__WHAT TO DO__. Count every line where "increase" shows up, and give that number only.

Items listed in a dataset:
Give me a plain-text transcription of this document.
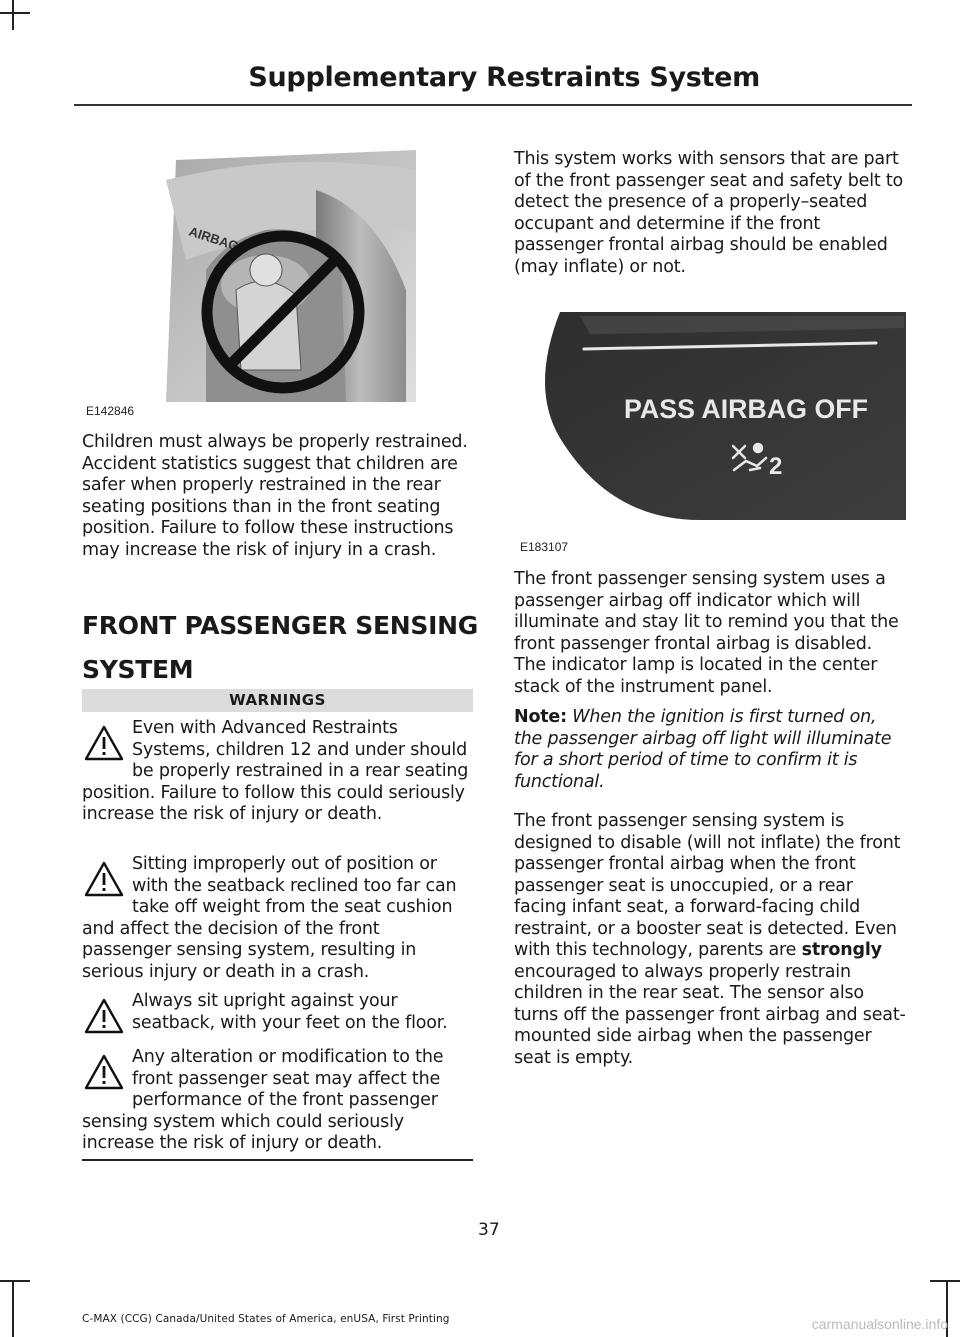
Supplementary Restraints System
AIRBAG
E142846
Children must always be properly restrained. Accident statistics suggest that children are safer when properly restrained in the rear seating positions than in the front seating position. Failure to follow these instructions may increase the risk of injury in a crash.
FRONT PASSENGER SENSING
SYSTEM
WARNINGS
Even with Advanced Restraints Systems, children 12 and under should be properly restrained in a rear seating position. Failure to follow this could seriously increase the risk of injury or death.
Sitting improperly out of position or with the seatback reclined too far can take off weight from the seat cushion and affect the decision of the front passenger sensing system, resulting in serious injury or death in a crash.
Always sit upright against your seatback, with your feet on the floor.
Any alteration or modification to the front passenger seat may affect the performance of the front passenger sensing system which could seriously increase the risk of injury or death.
This system works with sensors that are part of the front passenger seat and safety belt to detect the presence of a properly–seated occupant and determine if the front passenger frontal airbag should be enabled (may inflate) or not.
PASS AIRBAG OFF
2
E183107
The front passenger sensing system uses a passenger airbag off indicator which will illuminate and stay lit to remind you that the front passenger frontal airbag is disabled. The indicator lamp is located in the center stack of the instrument panel.
Note: When the ignition is first turned on, the passenger airbag off light will illuminate for a short period of time to confirm it is functional.
The front passenger sensing system is designed to disable (will not inflate) the front passenger frontal airbag when the front passenger seat is unoccupied, or a rear facing infant seat, a forward-facing child restraint, or a booster seat is detected. Even with this technology, parents are strongly encouraged to always properly restrain children in the rear seat. The sensor also turns off the passenger front airbag and seat-mounted side airbag when the passenger seat is empty.
37
C-MAX (CCG) Canada/United States of America, enUSA, First Printing	carmanualsonline.info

__THE OUTPUT__. 3